*The request:* Quote each record exactly, please, leaving none out.

*Data lines:*
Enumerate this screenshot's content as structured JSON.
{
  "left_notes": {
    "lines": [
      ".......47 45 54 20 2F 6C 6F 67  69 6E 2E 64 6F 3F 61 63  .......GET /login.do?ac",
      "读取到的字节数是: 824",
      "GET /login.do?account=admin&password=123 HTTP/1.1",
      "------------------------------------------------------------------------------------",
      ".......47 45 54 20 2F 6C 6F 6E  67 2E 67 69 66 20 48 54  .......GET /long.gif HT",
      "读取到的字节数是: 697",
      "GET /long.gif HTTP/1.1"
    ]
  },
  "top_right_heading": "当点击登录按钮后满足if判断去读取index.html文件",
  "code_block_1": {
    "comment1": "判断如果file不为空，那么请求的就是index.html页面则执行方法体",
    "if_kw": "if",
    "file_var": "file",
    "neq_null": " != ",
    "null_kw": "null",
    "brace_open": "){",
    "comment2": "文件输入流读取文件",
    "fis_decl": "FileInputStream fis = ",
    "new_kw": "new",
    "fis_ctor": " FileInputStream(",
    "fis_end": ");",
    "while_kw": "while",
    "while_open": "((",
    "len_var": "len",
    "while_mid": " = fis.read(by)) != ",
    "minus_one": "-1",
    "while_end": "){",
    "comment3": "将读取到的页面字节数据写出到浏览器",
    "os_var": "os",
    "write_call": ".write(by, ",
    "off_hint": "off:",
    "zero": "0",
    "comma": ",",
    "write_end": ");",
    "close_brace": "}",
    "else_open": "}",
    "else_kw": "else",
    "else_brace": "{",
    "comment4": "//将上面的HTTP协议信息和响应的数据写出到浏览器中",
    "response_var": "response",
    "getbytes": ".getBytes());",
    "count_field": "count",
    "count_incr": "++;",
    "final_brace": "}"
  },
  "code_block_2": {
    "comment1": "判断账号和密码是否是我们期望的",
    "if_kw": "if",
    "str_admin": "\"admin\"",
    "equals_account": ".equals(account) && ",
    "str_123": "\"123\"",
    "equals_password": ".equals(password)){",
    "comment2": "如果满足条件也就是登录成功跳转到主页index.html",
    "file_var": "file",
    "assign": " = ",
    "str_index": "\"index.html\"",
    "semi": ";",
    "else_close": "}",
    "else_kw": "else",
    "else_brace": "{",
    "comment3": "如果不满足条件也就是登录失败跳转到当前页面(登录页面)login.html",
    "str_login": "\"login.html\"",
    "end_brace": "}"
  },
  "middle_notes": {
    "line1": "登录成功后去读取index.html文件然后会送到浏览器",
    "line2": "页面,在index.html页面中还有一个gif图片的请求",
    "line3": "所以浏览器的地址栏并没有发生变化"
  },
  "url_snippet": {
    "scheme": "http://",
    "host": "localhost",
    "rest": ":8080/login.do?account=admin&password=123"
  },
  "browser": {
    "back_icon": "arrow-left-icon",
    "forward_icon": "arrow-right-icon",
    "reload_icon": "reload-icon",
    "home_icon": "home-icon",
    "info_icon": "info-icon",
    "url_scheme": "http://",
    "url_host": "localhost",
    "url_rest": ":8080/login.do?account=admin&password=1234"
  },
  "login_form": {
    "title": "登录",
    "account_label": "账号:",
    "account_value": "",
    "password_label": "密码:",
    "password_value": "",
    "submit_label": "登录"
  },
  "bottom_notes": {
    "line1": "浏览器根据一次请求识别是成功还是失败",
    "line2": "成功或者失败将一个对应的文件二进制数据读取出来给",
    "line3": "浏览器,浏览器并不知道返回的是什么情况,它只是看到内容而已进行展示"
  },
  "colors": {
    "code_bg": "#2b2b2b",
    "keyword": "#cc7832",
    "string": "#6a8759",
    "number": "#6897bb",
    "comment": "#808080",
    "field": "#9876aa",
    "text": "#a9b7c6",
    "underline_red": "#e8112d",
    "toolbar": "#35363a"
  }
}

*Response to this exercise:*
Enumerate this screenshot's content as structured JSON.
{
  "left_notes": {
    "lines": [
      ".......47 45 54 20 2F 6C 6F 67  69 6E 2E 64 6F 3F 61 63  .......GET /login.do?ac",
      "读取到的字节数是: 824",
      "GET /login.do?account=admin&password=123 HTTP/1.1",
      "------------------------------------------------------------------------------------",
      ".......47 45 54 20 2F 6C 6F 6E  67 2E 67 69 66 20 48 54  .......GET /long.gif HT",
      "读取到的字节数是: 697",
      "GET /long.gif HTTP/1.1"
    ]
  },
  "top_right_heading": "当点击登录按钮后满足if判断去读取index.html文件",
  "code_block_1": {
    "comment1": "判断如果file不为空，那么请求的就是index.html页面则执行方法体",
    "if_kw": "if",
    "file_var": "file",
    "neq_null": " != ",
    "null_kw": "null",
    "brace_open": "){",
    "comment2": "文件输入流读取文件",
    "fis_decl": "FileInputStream fis = ",
    "new_kw": "new",
    "fis_ctor": " FileInputStream(",
    "fis_end": ");",
    "while_kw": "while",
    "while_open": "((",
    "len_var": "len",
    "while_mid": " = fis.read(by)) != ",
    "minus_one": "-1",
    "while_end": "){",
    "comment3": "将读取到的页面字节数据写出到浏览器",
    "os_var": "os",
    "write_call": ".write(by, ",
    "off_hint": "off:",
    "zero": "0",
    "comma": ",",
    "write_end": ");",
    "close_brace": "}",
    "else_open": "}",
    "else_kw": "else",
    "else_brace": "{",
    "comment4": "//将上面的HTTP协议信息和响应的数据写出到浏览器中",
    "response_var": "response",
    "getbytes": ".getBytes());",
    "count_field": "count",
    "count_incr": "++;",
    "final_brace": "}"
  },
  "code_block_2": {
    "comment1": "判断账号和密码是否是我们期望的",
    "if_kw": "if",
    "str_admin": "\"admin\"",
    "equals_account": ".equals(account) && ",
    "str_123": "\"123\"",
    "equals_password": ".equals(password)){",
    "comment2": "如果满足条件也就是登录成功跳转到主页index.html",
    "file_var": "file",
    "assign": " = ",
    "str_index": "\"index.html\"",
    "semi": ";",
    "else_close": "}",
    "else_kw": "else",
    "else_brace": "{",
    "comment3": "如果不满足条件也就是登录失败跳转到当前页面(登录页面)login.html",
    "str_login": "\"login.html\"",
    "end_brace": "}"
  },
  "middle_notes": {
    "line1": "登录成功后去读取index.html文件然后会送到浏览器",
    "line2": "页面,在index.html页面中还有一个gif图片的请求",
    "line3": "所以浏览器的地址栏并没有发生变化"
  },
  "url_snippet": {
    "scheme": "http://",
    "host": "localhost",
    "rest": ":8080/login.do?account=admin&password=123"
  },
  "browser": {
    "back_icon": "arrow-left-icon",
    "forward_icon": "arrow-right-icon",
    "reload_icon": "reload-icon",
    "home_icon": "home-icon",
    "info_icon": "info-icon",
    "url_scheme": "http://",
    "url_host": "localhost",
    "url_rest": ":8080/login.do?account=admin&password=1234"
  },
  "login_form": {
    "title": "登录",
    "account_label": "账号:",
    "account_value": "",
    "password_label": "密码:",
    "password_value": "",
    "submit_label": "登录"
  },
  "bottom_notes": {
    "line1": "浏览器根据一次请求识别是成功还是失败",
    "line2": "成功或者失败将一个对应的文件二进制数据读取出来给",
    "line3": "浏览器,浏览器并不知道返回的是什么情况,它只是看到内容而已进行展示"
  },
  "colors": {
    "code_bg": "#2b2b2b",
    "keyword": "#cc7832",
    "string": "#6a8759",
    "number": "#6897bb",
    "comment": "#808080",
    "field": "#9876aa",
    "text": "#a9b7c6",
    "underline_red": "#e8112d",
    "toolbar": "#35363a"
  }
}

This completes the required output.